[Figure content listings]
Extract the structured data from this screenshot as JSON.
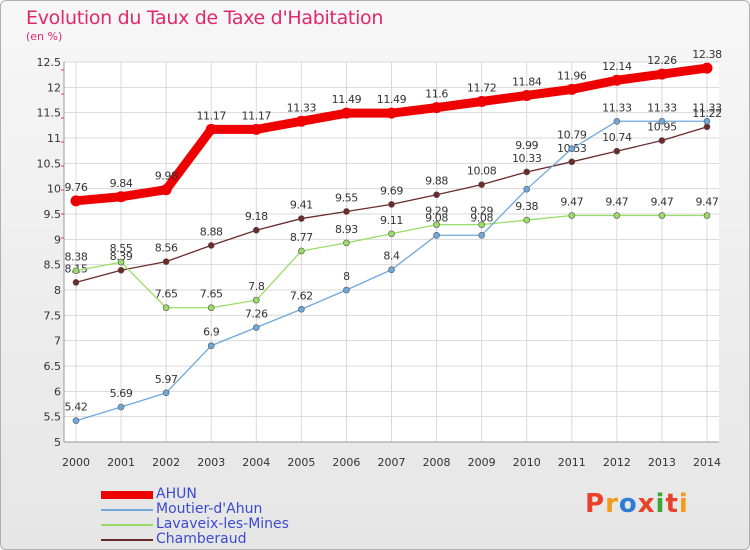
{
  "title": "Evolution du Taux de Taxe d'Habitation",
  "unit_label": "(en %)",
  "brand": "Proxiti",
  "brand_colors": [
    "#e8432a",
    "#f19b1b",
    "#2e7cd6",
    "#e8432a",
    "#3aa635",
    "#e8432a",
    "#f19b1b"
  ],
  "chart_data": {
    "type": "line",
    "x": [
      "2000",
      "2001",
      "2002",
      "2003",
      "2004",
      "2005",
      "2006",
      "2007",
      "2008",
      "2009",
      "2010",
      "2011",
      "2012",
      "2013",
      "2014"
    ],
    "ylim": [
      5,
      12.5
    ],
    "yticks": [
      "5",
      "5.5",
      "6",
      "6.5",
      "7",
      "7.5",
      "8",
      "8.5",
      "9",
      "9.5",
      "10",
      "10.5",
      "11",
      "11.5",
      "12",
      "12.5"
    ],
    "grid": true,
    "legend_position": "bottom-left",
    "series": [
      {
        "name": "AHUN",
        "color": "#ee0000",
        "values": [
          9.76,
          9.84,
          9.98,
          11.17,
          11.17,
          11.33,
          11.49,
          11.49,
          11.6,
          11.72,
          11.84,
          11.96,
          12.14,
          12.26,
          12.38
        ],
        "labels": [
          "9.76",
          "9.84",
          "9.98",
          "11.17",
          "11.17",
          "11.33",
          "11.49",
          "11.49",
          "11.6",
          "11.72",
          "11.84",
          "11.96",
          "12.14",
          "12.26",
          "12.38"
        ]
      },
      {
        "name": "Moutier-d'Ahun",
        "color": "#6fa8dc",
        "values": [
          5.42,
          5.69,
          5.97,
          6.9,
          7.26,
          7.62,
          8,
          8.4,
          9.08,
          9.08,
          9.99,
          10.79,
          11.33,
          11.33,
          11.33
        ],
        "labels": [
          "5.42",
          "5.69",
          "5.97",
          "6.9",
          "7.26",
          "7.62",
          "8",
          "8.4",
          "",
          "",
          "",
          "10.79",
          "11.33",
          "11.33",
          "11.33"
        ]
      },
      {
        "name": "Lavaveix-les-Mines",
        "color": "#99dd66",
        "values": [
          8.38,
          8.55,
          7.65,
          7.65,
          7.8,
          8.77,
          8.93,
          9.11,
          9.29,
          9.29,
          9.38,
          9.47,
          9.47,
          9.47,
          9.47
        ],
        "labels": [
          "8.38",
          "8.55",
          "7.65",
          "7.65",
          "7.8",
          "8.77",
          "8.93",
          "9.11",
          "9.29",
          "9.29",
          "9.38",
          "9.47",
          "9.47",
          "9.47",
          "9.47"
        ]
      },
      {
        "name": "Chamberaud",
        "color": "#6b2b2b",
        "values": [
          8.15,
          8.39,
          8.56,
          8.88,
          9.18,
          9.41,
          9.55,
          9.69,
          9.88,
          10.08,
          10.33,
          10.53,
          10.74,
          10.95,
          11.22
        ],
        "labels": [
          "8.15",
          "8.39",
          "8.56",
          "8.88",
          "9.18",
          "9.41",
          "9.55",
          "9.69",
          "9.88",
          "10.08",
          "10.33",
          "10.53",
          "10.74",
          "10.95",
          "11.22"
        ]
      }
    ],
    "overlap_labels": [
      "9.08",
      "9.08",
      "9.99"
    ]
  }
}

* **Your task**: Leave out the pictures and return every record word for word.

* **The output**:
Extract the structured data from this screenshot as JSON.
{
  "title": "Evolution du Taux de Taxe d'Habitation",
  "unit_label": "(en %)",
  "brand": "Proxiti",
  "brand_colors": [
    "#e8432a",
    "#f19b1b",
    "#2e7cd6",
    "#e8432a",
    "#3aa635",
    "#e8432a",
    "#f19b1b"
  ],
  "chart_data": {
    "type": "line",
    "x": [
      "2000",
      "2001",
      "2002",
      "2003",
      "2004",
      "2005",
      "2006",
      "2007",
      "2008",
      "2009",
      "2010",
      "2011",
      "2012",
      "2013",
      "2014"
    ],
    "ylim": [
      5,
      12.5
    ],
    "yticks": [
      "5",
      "5.5",
      "6",
      "6.5",
      "7",
      "7.5",
      "8",
      "8.5",
      "9",
      "9.5",
      "10",
      "10.5",
      "11",
      "11.5",
      "12",
      "12.5"
    ],
    "grid": true,
    "legend_position": "bottom-left",
    "series": [
      {
        "name": "AHUN",
        "color": "#ee0000",
        "values": [
          9.76,
          9.84,
          9.98,
          11.17,
          11.17,
          11.33,
          11.49,
          11.49,
          11.6,
          11.72,
          11.84,
          11.96,
          12.14,
          12.26,
          12.38
        ],
        "labels": [
          "9.76",
          "9.84",
          "9.98",
          "11.17",
          "11.17",
          "11.33",
          "11.49",
          "11.49",
          "11.6",
          "11.72",
          "11.84",
          "11.96",
          "12.14",
          "12.26",
          "12.38"
        ]
      },
      {
        "name": "Moutier-d'Ahun",
        "color": "#6fa8dc",
        "values": [
          5.42,
          5.69,
          5.97,
          6.9,
          7.26,
          7.62,
          8,
          8.4,
          9.08,
          9.08,
          9.99,
          10.79,
          11.33,
          11.33,
          11.33
        ],
        "labels": [
          "5.42",
          "5.69",
          "5.97",
          "6.9",
          "7.26",
          "7.62",
          "8",
          "8.4",
          "",
          "",
          "",
          "10.79",
          "11.33",
          "11.33",
          "11.33"
        ]
      },
      {
        "name": "Lavaveix-les-Mines",
        "color": "#99dd66",
        "values": [
          8.38,
          8.55,
          7.65,
          7.65,
          7.8,
          8.77,
          8.93,
          9.11,
          9.29,
          9.29,
          9.38,
          9.47,
          9.47,
          9.47,
          9.47
        ],
        "labels": [
          "8.38",
          "8.55",
          "7.65",
          "7.65",
          "7.8",
          "8.77",
          "8.93",
          "9.11",
          "9.29",
          "9.29",
          "9.38",
          "9.47",
          "9.47",
          "9.47",
          "9.47"
        ]
      },
      {
        "name": "Chamberaud",
        "color": "#6b2b2b",
        "values": [
          8.15,
          8.39,
          8.56,
          8.88,
          9.18,
          9.41,
          9.55,
          9.69,
          9.88,
          10.08,
          10.33,
          10.53,
          10.74,
          10.95,
          11.22
        ],
        "labels": [
          "8.15",
          "8.39",
          "8.56",
          "8.88",
          "9.18",
          "9.41",
          "9.55",
          "9.69",
          "9.88",
          "10.08",
          "10.33",
          "10.53",
          "10.74",
          "10.95",
          "11.22"
        ]
      }
    ],
    "overlap_labels": [
      "9.08",
      "9.08",
      "9.99"
    ]
  }
}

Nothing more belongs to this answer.